• [SHORT EXERCISE]:
Copy the data that follows exactly. Include no pictures.

··········

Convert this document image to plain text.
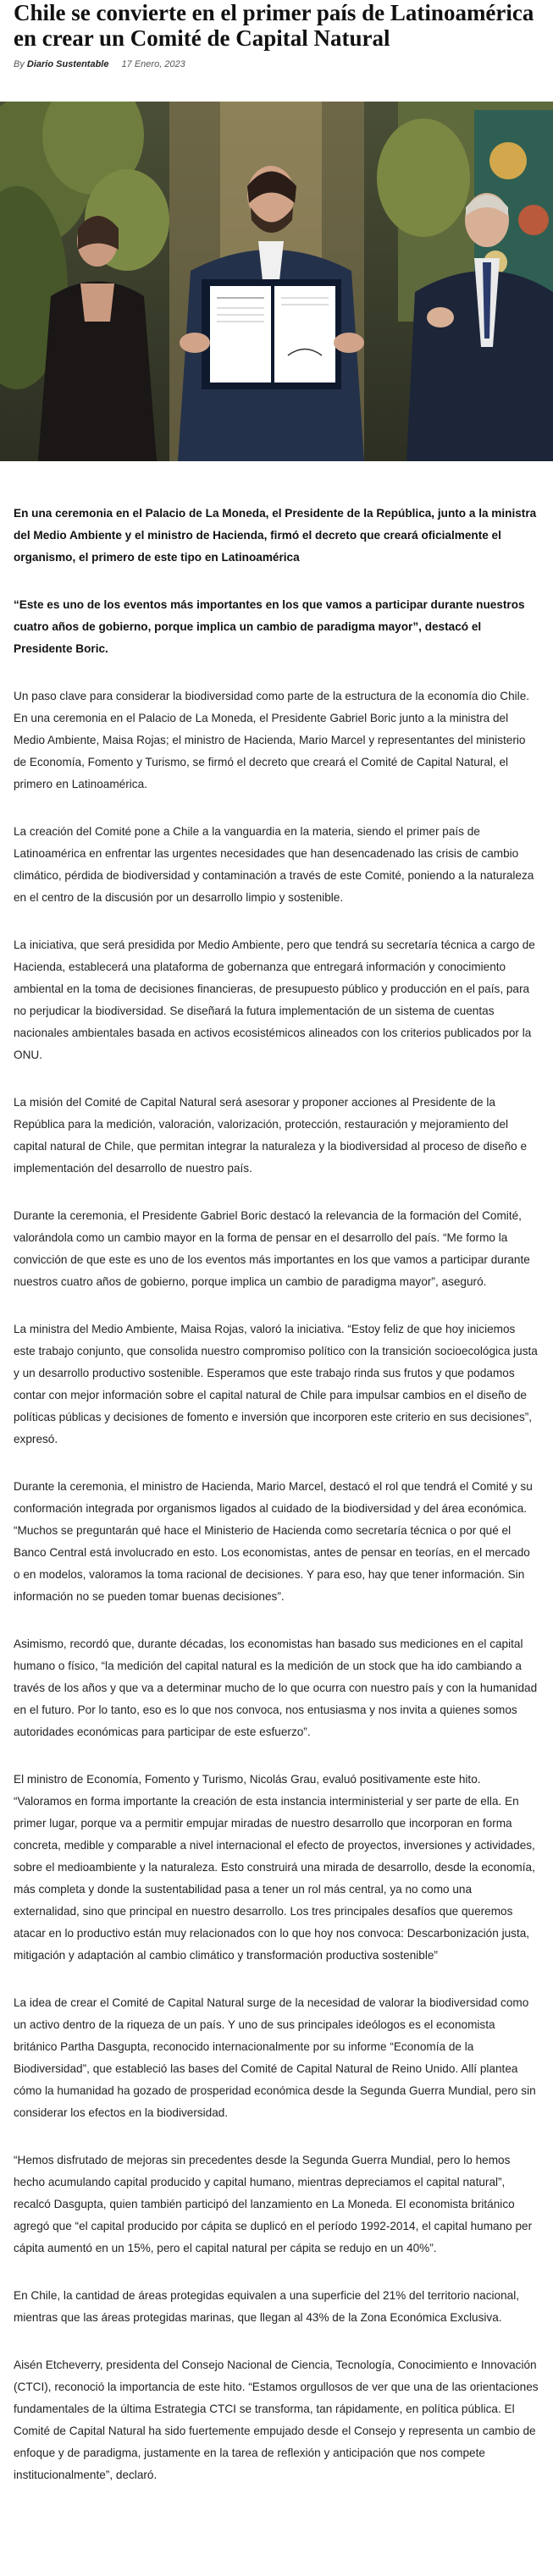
Chile se convierte en el primer país de Latinoamérica en crear un Comité de Capital Natural
By Diario Sustentable 17 Enero, 2023

En una ceremonia en el Palacio de La Moneda, el Presidente de la República, junto a la ministra del Medio Ambiente y el ministro de Hacienda, firmó el decreto que creará oficialmente el organismo, el primero de este tipo en Latinoamérica

“Este es uno de los eventos más importantes en los que vamos a participar durante nuestros cuatro años de gobierno, porque implica un cambio de paradigma mayor”, destacó el Presidente Boric.

Un paso clave para considerar la biodiversidad como parte de la estructura de la economía dio Chile. En una ceremonia en el Palacio de La Moneda, el Presidente Gabriel Boric junto a la ministra del Medio Ambiente, Maisa Rojas; el ministro de Hacienda, Mario Marcel y representantes del ministerio de Economía, Fomento y Turismo, se firmó el decreto que creará el Comité de Capital Natural, el primero en Latinoamérica.

La creación del Comité pone a Chile a la vanguardia en la materia, siendo el primer país de Latinoamérica en enfrentar las urgentes necesidades que han desencadenado las crisis de cambio climático, pérdida de biodiversidad y contaminación a través de este Comité, poniendo a la naturaleza en el centro de la discusión por un desarrollo limpio y sostenible.

La iniciativa, que será presidida por Medio Ambiente, pero que tendrá su secretaría técnica a cargo de Hacienda, establecerá una plataforma de gobernanza que entregará información y conocimiento ambiental en la toma de decisiones financieras, de presupuesto público y producción en el país, para no perjudicar la biodiversidad. Se diseñará la futura implementación de un sistema de cuentas nacionales ambientales basada en activos ecosistémicos alineados con los criterios publicados por la ONU.

La misión del Comité de Capital Natural será asesorar y proponer acciones al Presidente de la República para la medición, valoración, valorización, protección, restauración y mejoramiento del capital natural de Chile, que permitan integrar la naturaleza y la biodiversidad al proceso de diseño e implementación del desarrollo de nuestro país.

Durante la ceremonia, el Presidente Gabriel Boric destacó la relevancia de la formación del Comité, valorándola como un cambio mayor en la forma de pensar en el desarrollo del país. “Me formo la convicción de que este es uno de los eventos más importantes en los que vamos a participar durante nuestros cuatro años de gobierno, porque implica un cambio de paradigma mayor”, aseguró.

La ministra del Medio Ambiente, Maisa Rojas, valoró la iniciativa. “Estoy feliz de que hoy iniciemos este trabajo conjunto, que consolida nuestro compromiso político con la transición socioecológica justa y un desarrollo productivo sostenible. Esperamos que este trabajo rinda sus frutos y que podamos contar con mejor información sobre el capital natural de Chile para impulsar cambios en el diseño de políticas públicas y decisiones de fomento e inversión que incorporen este criterio en sus decisiones”, expresó.

Durante la ceremonia, el ministro de Hacienda, Mario Marcel, destacó el rol que tendrá el Comité y su conformación integrada por organismos ligados al cuidado de la biodiversidad y del área económica. “Muchos se preguntarán qué hace el Ministerio de Hacienda como secretaría técnica o por qué el Banco Central está involucrado en esto. Los economistas, antes de pensar en teorías, en el mercado o en modelos, valoramos la toma racional de decisiones. Y para eso, hay que tener información. Sin información no se pueden tomar buenas decisiones”.

Asimismo, recordó que, durante décadas, los economistas han basado sus mediciones en el capital humano o físico, “la medición del capital natural es la medición de un stock que ha ido cambiando a través de los años y que va a determinar mucho de lo que ocurra con nuestro país y con la humanidad en el futuro. Por lo tanto, eso es lo que nos convoca, nos entusiasma y nos invita a quienes somos autoridades económicas para participar de este esfuerzo”.

El ministro de Economía, Fomento y Turismo, Nicolás Grau, evaluó positivamente este hito. “Valoramos en forma importante la creación de esta instancia interministerial y ser parte de ella. En primer lugar, porque va a permitir empujar miradas de nuestro desarrollo que incorporan en forma concreta, medible y comparable a nivel internacional el efecto de proyectos, inversiones y actividades, sobre el medioambiente y la naturaleza. Esto construirá una mirada de desarrollo, desde la economía, más completa y donde la sustentabilidad pasa a tener un rol más central, ya no como una externalidad, sino que principal en nuestro desarrollo. Los tres principales desafíos que queremos atacar en lo productivo están muy relacionados con lo que hoy nos convoca: Descarbonización justa, mitigación y adaptación al cambio climático y transformación productiva sostenible”

La idea de crear el Comité de Capital Natural surge de la necesidad de valorar la biodiversidad como un activo dentro de la riqueza de un país. Y uno de sus principales ideólogos es el economista británico Partha Dasgupta, reconocido internacionalmente por su informe “Economía de la Biodiversidad”, que estableció las bases del Comité de Capital Natural de Reino Unido. Allí plantea cómo la humanidad ha gozado de prosperidad económica desde la Segunda Guerra Mundial, pero sin considerar los efectos en la biodiversidad.

“Hemos disfrutado de mejoras sin precedentes desde la Segunda Guerra Mundial, pero lo hemos hecho acumulando capital producido y capital humano, mientras depreciamos el capital natural”, recalcó Dasgupta, quien también participó del lanzamiento en La Moneda. El economista británico agregó que “el capital producido por cápita se duplicó en el período 1992-2014, el capital humano per cápita aumentó en un 15%, pero el capital natural per cápita se redujo en un 40%”.

En Chile, la cantidad de áreas protegidas equivalen a una superficie del 21% del territorio nacional, mientras que las áreas protegidas marinas, que llegan al 43% de la Zona Económica Exclusiva.

Aisén Etcheverry, presidenta del Consejo Nacional de Ciencia, Tecnología, Conocimiento e Innovación (CTCI), reconoció la importancia de este hito. “Estamos orgullosos de ver que una de las orientaciones fundamentales de la última Estrategia CTCI se transforma, tan rápidamente, en política pública. El Comité de Capital Natural ha sido fuertemente empujado desde el Consejo y representa un cambio de enfoque y de paradigma, justamente en la tarea de reflexión y anticipación que nos compete institucionalmente”, declaró.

··········

• [CORRECT RESULT]:
Convert this document image to plain text.
Chile se convierte en el primer país de Latinoamérica en crear un Comité de Capital Natural
By Diario Sustentable 17 Enero, 2023

En una ceremonia en el Palacio de La Moneda, el Presidente de la República, junto a la ministra del Medio Ambiente y el ministro de Hacienda, firmó el decreto que creará oficialmente el organismo, el primero de este tipo en Latinoamérica

“Este es uno de los eventos más importantes en los que vamos a participar durante nuestros cuatro años de gobierno, porque implica un cambio de paradigma mayor”, destacó el Presidente Boric.

Un paso clave para considerar la biodiversidad como parte de la estructura de la economía dio Chile. En una ceremonia en el Palacio de La Moneda, el Presidente Gabriel Boric junto a la ministra del Medio Ambiente, Maisa Rojas; el ministro de Hacienda, Mario Marcel y representantes del ministerio de Economía, Fomento y Turismo, se firmó el decreto que creará el Comité de Capital Natural, el primero en Latinoamérica.

La creación del Comité pone a Chile a la vanguardia en la materia, siendo el primer país de Latinoamérica en enfrentar las urgentes necesidades que han desencadenado las crisis de cambio climático, pérdida de biodiversidad y contaminación a través de este Comité, poniendo a la naturaleza en el centro de la discusión por un desarrollo limpio y sostenible.

La iniciativa, que será presidida por Medio Ambiente, pero que tendrá su secretaría técnica a cargo de Hacienda, establecerá una plataforma de gobernanza que entregará información y conocimiento ambiental en la toma de decisiones financieras, de presupuesto público y producción en el país, para no perjudicar la biodiversidad. Se diseñará la futura implementación de un sistema de cuentas nacionales ambientales basada en activos ecosistémicos alineados con los criterios publicados por la ONU.

La misión del Comité de Capital Natural será asesorar y proponer acciones al Presidente de la República para la medición, valoración, valorización, protección, restauración y mejoramiento del capital natural de Chile, que permitan integrar la naturaleza y la biodiversidad al proceso de diseño e implementación del desarrollo de nuestro país.

Durante la ceremonia, el Presidente Gabriel Boric destacó la relevancia de la formación del Comité, valorándola como un cambio mayor en la forma de pensar en el desarrollo del país. “Me formo la convicción de que este es uno de los eventos más importantes en los que vamos a participar durante nuestros cuatro años de gobierno, porque implica un cambio de paradigma mayor”, aseguró.

La ministra del Medio Ambiente, Maisa Rojas, valoró la iniciativa. “Estoy feliz de que hoy iniciemos este trabajo conjunto, que consolida nuestro compromiso político con la transición socioecológica justa y un desarrollo productivo sostenible. Esperamos que este trabajo rinda sus frutos y que podamos contar con mejor información sobre el capital natural de Chile para impulsar cambios en el diseño de políticas públicas y decisiones de fomento e inversión que incorporen este criterio en sus decisiones”, expresó.

Durante la ceremonia, el ministro de Hacienda, Mario Marcel, destacó el rol que tendrá el Comité y su conformación integrada por organismos ligados al cuidado de la biodiversidad y del área económica. “Muchos se preguntarán qué hace el Ministerio de Hacienda como secretaría técnica o por qué el Banco Central está involucrado en esto. Los economistas, antes de pensar en teorías, en el mercado o en modelos, valoramos la toma racional de decisiones. Y para eso, hay que tener información. Sin información no se pueden tomar buenas decisiones”.

Asimismo, recordó que, durante décadas, los economistas han basado sus mediciones en el capital humano o físico, “la medición del capital natural es la medición de un stock que ha ido cambiando a través de los años y que va a determinar mucho de lo que ocurra con nuestro país y con la humanidad en el futuro. Por lo tanto, eso es lo que nos convoca, nos entusiasma y nos invita a quienes somos autoridades económicas para participar de este esfuerzo”.

El ministro de Economía, Fomento y Turismo, Nicolás Grau, evaluó positivamente este hito. “Valoramos en forma importante la creación de esta instancia interministerial y ser parte de ella. En primer lugar, porque va a permitir empujar miradas de nuestro desarrollo que incorporan en forma concreta, medible y comparable a nivel internacional el efecto de proyectos, inversiones y actividades, sobre el medioambiente y la naturaleza. Esto construirá una mirada de desarrollo, desde la economía, más completa y donde la sustentabilidad pasa a tener un rol más central, ya no como una externalidad, sino que principal en nuestro desarrollo. Los tres principales desafíos que queremos atacar en lo productivo están muy relacionados con lo que hoy nos convoca: Descarbonización justa, mitigación y adaptación al cambio climático y transformación productiva sostenible”

La idea de crear el Comité de Capital Natural surge de la necesidad de valorar la biodiversidad como un activo dentro de la riqueza de un país. Y uno de sus principales ideólogos es el economista británico Partha Dasgupta, reconocido internacionalmente por su informe “Economía de la Biodiversidad”, que estableció las bases del Comité de Capital Natural de Reino Unido. Allí plantea cómo la humanidad ha gozado de prosperidad económica desde la Segunda Guerra Mundial, pero sin considerar los efectos en la biodiversidad.

“Hemos disfrutado de mejoras sin precedentes desde la Segunda Guerra Mundial, pero lo hemos hecho acumulando capital producido y capital humano, mientras depreciamos el capital natural”, recalcó Dasgupta, quien también participó del lanzamiento en La Moneda. El economista británico agregó que “el capital producido por cápita se duplicó en el período 1992-2014, el capital humano per cápita aumentó en un 15%, pero el capital natural per cápita se redujo en un 40%”.

En Chile, la cantidad de áreas protegidas equivalen a una superficie del 21% del territorio nacional, mientras que las áreas protegidas marinas, que llegan al 43% de la Zona Económica Exclusiva.

Aisén Etcheverry, presidenta del Consejo Nacional de Ciencia, Tecnología, Conocimiento e Innovación (CTCI), reconoció la importancia de este hito. “Estamos orgullosos de ver que una de las orientaciones fundamentales de la última Estrategia CTCI se transforma, tan rápidamente, en política pública. El Comité de Capital Natural ha sido fuertemente empujado desde el Consejo y representa un cambio de enfoque y de paradigma, justamente en la tarea de reflexión y anticipación que nos compete institucionalmente”, declaró.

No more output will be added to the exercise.